*TASK INSTRUCTIONS:*
Return the entries verbatim and drop every picture.
* Start *
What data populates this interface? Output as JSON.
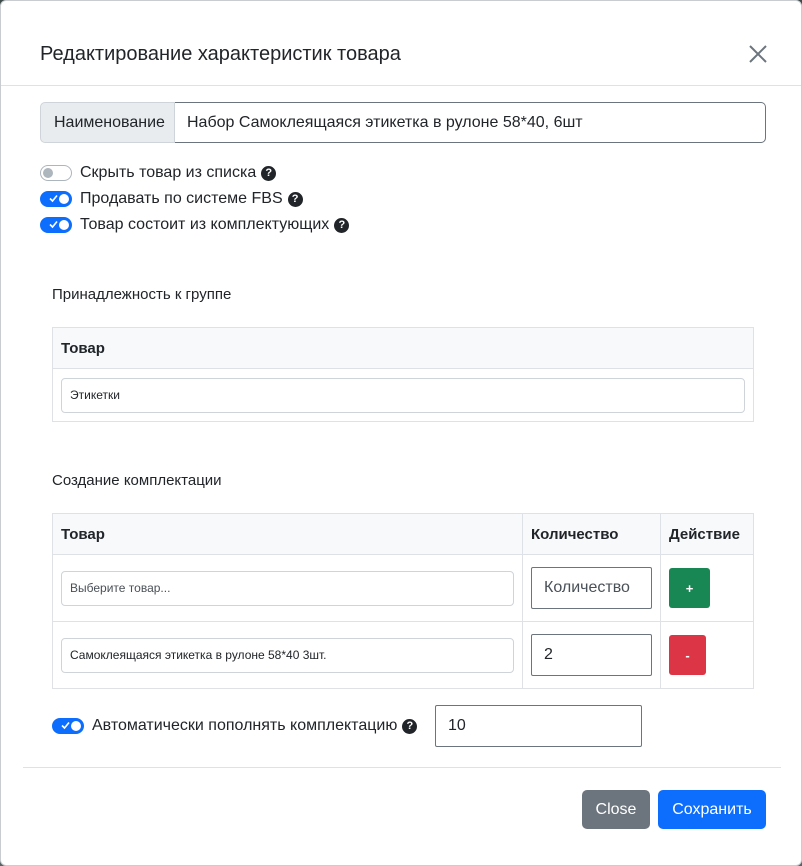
{
  "modal": {
    "title": "Редактирование характеристик товара"
  },
  "name_field": {
    "label": "Наименование",
    "value": "Набор Самоклеящаяся этикетка в рулоне 58*40, 6шт"
  },
  "switches": [
    {
      "label": "Скрыть товар из списка",
      "checked": false
    },
    {
      "label": "Продавать по системе FBS",
      "checked": true
    },
    {
      "label": "Товар состоит из комплектующих",
      "checked": true
    }
  ],
  "group_section": {
    "label": "Принадлежность к группе",
    "column_header": "Товар",
    "value": "Этикетки"
  },
  "kit_section": {
    "label": "Создание комплектации",
    "headers": [
      "Товар",
      "Количество",
      "Действие"
    ],
    "new_row": {
      "product_placeholder": "Выберите товар...",
      "qty_placeholder": "Количество",
      "action_label": "+"
    },
    "rows": [
      {
        "product": "Самоклеящаяся этикетка в рулоне 58*40 3шт.",
        "qty": "2",
        "action_label": "-"
      }
    ]
  },
  "auto_fill": {
    "label": "Автоматически пополнять комплектацию",
    "checked": true,
    "value": "10"
  },
  "footer": {
    "close_label": "Close",
    "save_label": "Сохранить"
  },
  "colors": {
    "primary": "#0d6efd",
    "secondary": "#6c757d",
    "success": "#198754",
    "danger": "#dc3545"
  }
}
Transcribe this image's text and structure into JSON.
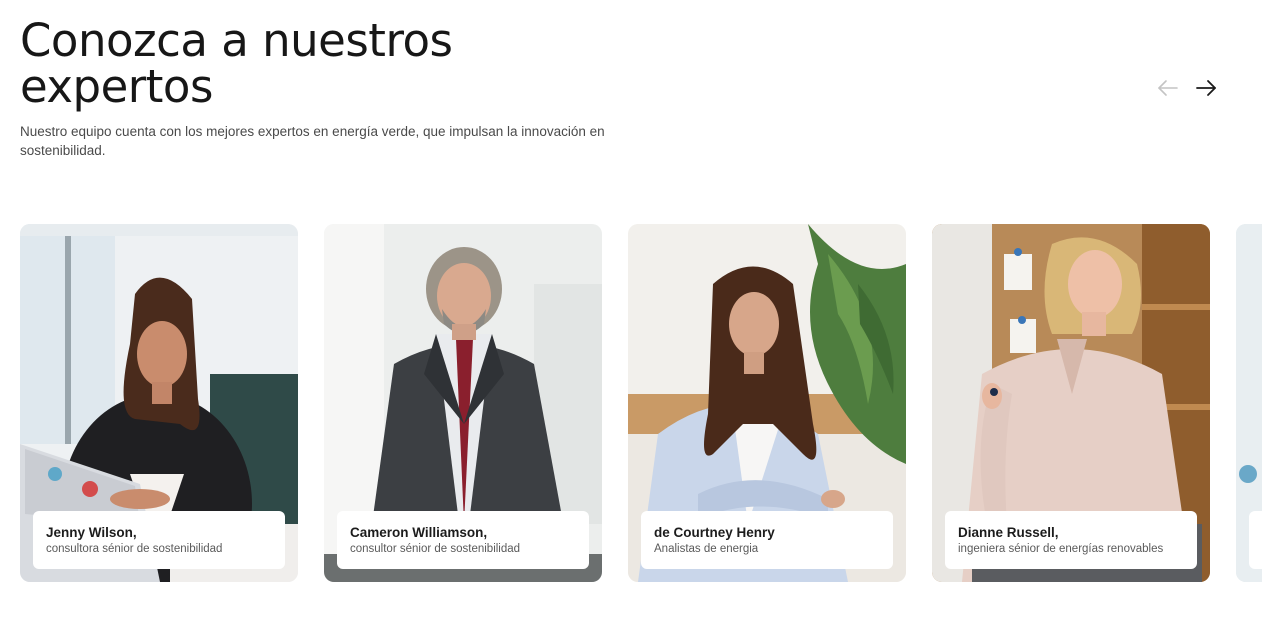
* End *
*OUTPUT FOR THIS EXERCISE:*
What data populates this interface? Output as JSON.
{
  "modal": {
    "title": "Редактирование характеристик товара"
  },
  "name_field": {
    "label": "Наименование",
    "value": "Набор Самоклеящаяся этикетка в рулоне 58*40, 6шт"
  },
  "switches": [
    {
      "label": "Скрыть товар из списка",
      "checked": false
    },
    {
      "label": "Продавать по системе FBS",
      "checked": true
    },
    {
      "label": "Товар состоит из комплектующих",
      "checked": true
    }
  ],
  "group_section": {
    "label": "Принадлежность к группе",
    "column_header": "Товар",
    "value": "Этикетки"
  },
  "kit_section": {
    "label": "Создание комплектации",
    "headers": [
      "Товар",
      "Количество",
      "Действие"
    ],
    "new_row": {
      "product_placeholder": "Выберите товар...",
      "qty_placeholder": "Количество",
      "action_label": "+"
    },
    "rows": [
      {
        "product": "Самоклеящаяся этикетка в рулоне 58*40 3шт.",
        "qty": "2",
        "action_label": "-"
      }
    ]
  },
  "auto_fill": {
    "label": "Автоматически пополнять комплектацию",
    "checked": true,
    "value": "10"
  },
  "footer": {
    "close_label": "Close",
    "save_label": "Сохранить"
  },
  "colors": {
    "primary": "#0d6efd",
    "secondary": "#6c757d",
    "success": "#198754",
    "danger": "#dc3545"
  }
}
Transcribe this image's text and structure into JSON.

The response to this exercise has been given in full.